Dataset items
** Start **
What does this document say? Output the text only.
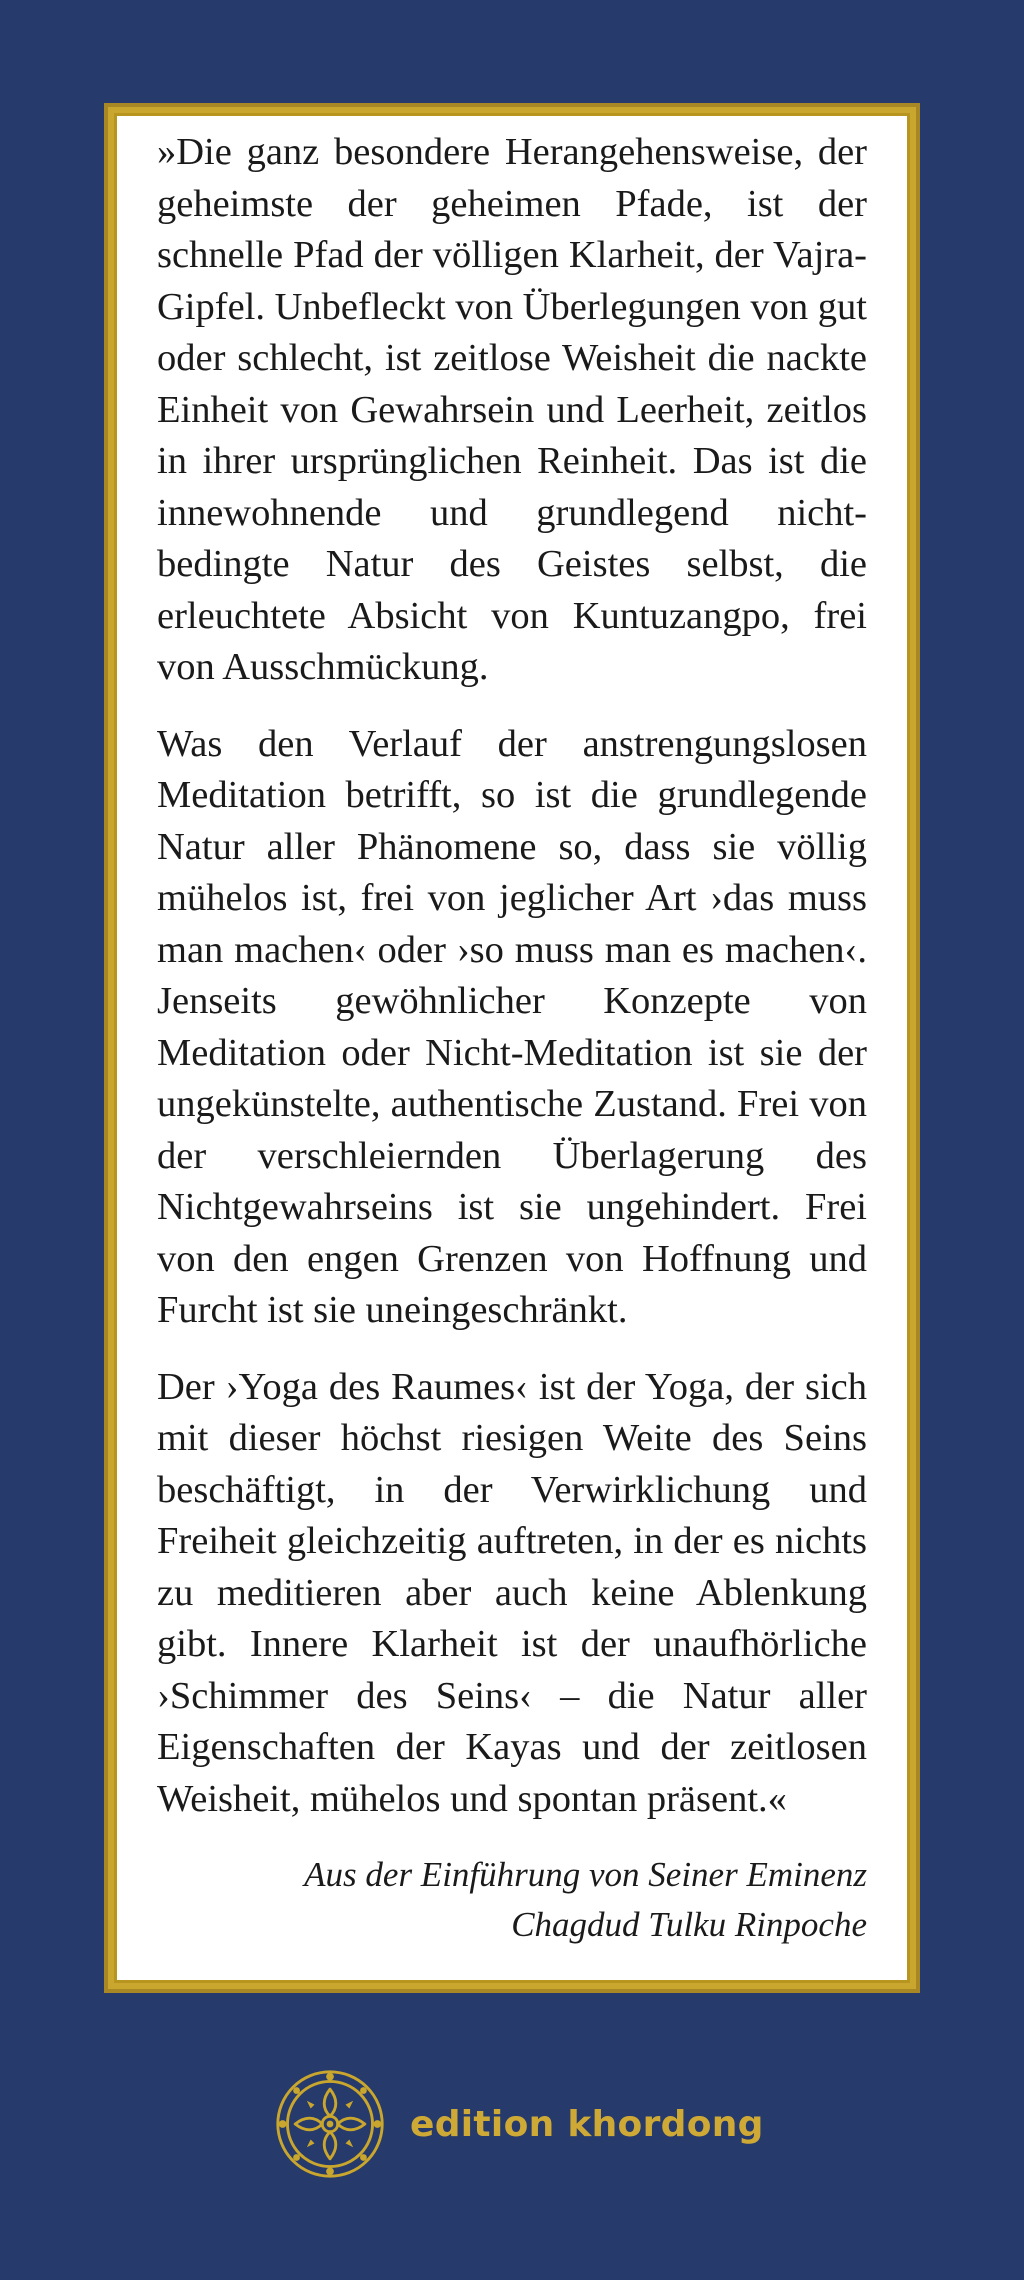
»Die ganz besondere Herangehensweise, der geheimste der geheimen Pfade, ist der schnelle Pfad der völligen Klarheit, der Vajra-Gipfel. Unbefleckt von Überlegungen von gut oder schlecht, ist zeitlose Weisheit die nackte Einheit von Gewahrsein und Leerheit, zeitlos in ihrer ursprünglichen Reinheit. Das ist die innewohnende und grundlegend nicht-bedingte Natur des Geistes selbst, die erleuchtete Absicht von Kuntuzangpo, frei von Ausschmückung.

Was den Verlauf der anstrengungslosen Meditation betrifft, so ist die grundlegende Natur aller Phänomene so, dass sie völlig mühelos ist, frei von jeglicher Art ›das muss man machen‹ oder ›so muss man es machen‹. Jenseits gewöhnlicher Konzepte von Meditation oder Nicht-Meditation ist sie der ungekünstelte, authentische Zustand. Frei von der verschleiernden Überlagerung des Nichtgewahrseins ist sie ungehindert. Frei von den engen Grenzen von Hoffnung und Furcht ist sie uneingeschränkt.

Der ›Yoga des Raumes‹ ist der Yoga, der sich mit dieser höchst riesigen Weite des Seins beschäftigt, in der Verwirklichung und Freiheit gleichzeitig auftreten, in der es nichts zu meditieren aber auch keine Ablenkung gibt. Innere Klarheit ist der unaufhörliche ›Schimmer des Seins‹ – die Natur aller Eigenschaften der Kayas und der zeitlosen Weisheit, mühelos und spontan präsent.«

Aus der Einführung von Seiner Eminenz
Chagdud Tulku Rinpoche
edition khordong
** End **
Instruction
Leaving aside the images, write out the entries above word for word.

Solved problem
What does this document say? Output the text only.
»Die ganz besondere Herangehensweise, der geheimste der geheimen Pfade, ist der schnelle Pfad der völligen Klarheit, der Vajra-Gipfel. Unbefleckt von Überlegungen von gut oder schlecht, ist zeitlose Weisheit die nackte Einheit von Gewahrsein und Leerheit, zeitlos in ihrer ursprünglichen Reinheit. Das ist die innewohnende und grundlegend nicht-bedingte Natur des Geistes selbst, die erleuchtete Absicht von Kuntuzangpo, frei von Ausschmückung.

Was den Verlauf der anstrengungslosen Meditation betrifft, so ist die grundlegende Natur aller Phänomene so, dass sie völlig mühelos ist, frei von jeglicher Art ›das muss man machen‹ oder ›so muss man es machen‹. Jenseits gewöhnlicher Konzepte von Meditation oder Nicht-Meditation ist sie der ungekünstelte, authentische Zustand. Frei von der verschleiernden Überlagerung des Nichtgewahrseins ist sie ungehindert. Frei von den engen Grenzen von Hoffnung und Furcht ist sie uneingeschränkt.

Der ›Yoga des Raumes‹ ist der Yoga, der sich mit dieser höchst riesigen Weite des Seins beschäftigt, in der Verwirklichung und Freiheit gleichzeitig auftreten, in der es nichts zu meditieren aber auch keine Ablenkung gibt. Innere Klarheit ist der unaufhörliche ›Schimmer des Seins‹ – die Natur aller Eigenschaften der Kayas und der zeitlosen Weisheit, mühelos und spontan präsent.«

Aus der Einführung von Seiner Eminenz
Chagdud Tulku Rinpoche
edition khordong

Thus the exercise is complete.